Select and reproduce each line of the listing below that bears the string "Reclassification".

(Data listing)

□ □ □ □ □ □ □

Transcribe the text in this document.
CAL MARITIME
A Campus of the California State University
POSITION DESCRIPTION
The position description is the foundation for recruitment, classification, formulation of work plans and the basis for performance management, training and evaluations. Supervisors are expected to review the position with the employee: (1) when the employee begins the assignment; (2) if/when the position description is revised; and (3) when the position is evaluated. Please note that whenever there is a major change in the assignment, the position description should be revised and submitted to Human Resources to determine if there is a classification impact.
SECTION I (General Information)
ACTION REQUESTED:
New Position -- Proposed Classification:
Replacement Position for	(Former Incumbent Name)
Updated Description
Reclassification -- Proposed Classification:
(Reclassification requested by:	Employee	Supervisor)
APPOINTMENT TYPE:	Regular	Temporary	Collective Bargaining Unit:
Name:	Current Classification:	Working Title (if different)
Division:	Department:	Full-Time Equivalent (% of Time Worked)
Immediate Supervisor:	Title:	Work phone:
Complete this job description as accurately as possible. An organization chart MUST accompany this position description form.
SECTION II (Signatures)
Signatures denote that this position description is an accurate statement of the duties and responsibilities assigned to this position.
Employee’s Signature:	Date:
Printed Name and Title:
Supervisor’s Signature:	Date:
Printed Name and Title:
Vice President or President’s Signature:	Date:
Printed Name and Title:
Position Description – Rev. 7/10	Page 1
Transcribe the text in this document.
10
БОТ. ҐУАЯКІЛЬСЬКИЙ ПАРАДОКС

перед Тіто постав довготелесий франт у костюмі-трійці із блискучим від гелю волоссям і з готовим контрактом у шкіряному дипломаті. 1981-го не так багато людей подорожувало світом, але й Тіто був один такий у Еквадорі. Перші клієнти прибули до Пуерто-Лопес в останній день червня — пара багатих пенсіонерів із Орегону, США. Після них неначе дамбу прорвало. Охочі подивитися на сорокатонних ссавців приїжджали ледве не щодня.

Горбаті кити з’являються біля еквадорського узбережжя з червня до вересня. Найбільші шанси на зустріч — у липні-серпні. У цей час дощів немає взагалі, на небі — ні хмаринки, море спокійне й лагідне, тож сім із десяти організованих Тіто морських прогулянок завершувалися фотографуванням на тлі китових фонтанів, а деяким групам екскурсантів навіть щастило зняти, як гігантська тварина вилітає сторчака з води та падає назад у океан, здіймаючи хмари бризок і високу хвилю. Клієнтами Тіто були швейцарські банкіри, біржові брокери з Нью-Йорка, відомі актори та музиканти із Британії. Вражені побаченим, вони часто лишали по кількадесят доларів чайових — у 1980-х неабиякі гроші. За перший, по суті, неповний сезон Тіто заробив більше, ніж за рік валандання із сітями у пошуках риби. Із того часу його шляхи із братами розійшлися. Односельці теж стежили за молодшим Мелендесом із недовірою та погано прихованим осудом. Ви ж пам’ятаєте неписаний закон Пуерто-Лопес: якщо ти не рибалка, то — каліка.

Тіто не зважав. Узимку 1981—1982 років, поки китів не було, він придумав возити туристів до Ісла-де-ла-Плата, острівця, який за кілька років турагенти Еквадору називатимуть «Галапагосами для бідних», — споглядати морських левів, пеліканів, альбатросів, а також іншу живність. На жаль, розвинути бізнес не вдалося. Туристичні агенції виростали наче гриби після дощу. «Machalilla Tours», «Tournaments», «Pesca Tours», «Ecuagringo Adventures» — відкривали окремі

□ □ □ □ □ □ □

## SOLUTION TO THIS PROBLEM:
Reclassification -- Proposed Classification:
(Reclassification requested by:	Employee	Supervisor)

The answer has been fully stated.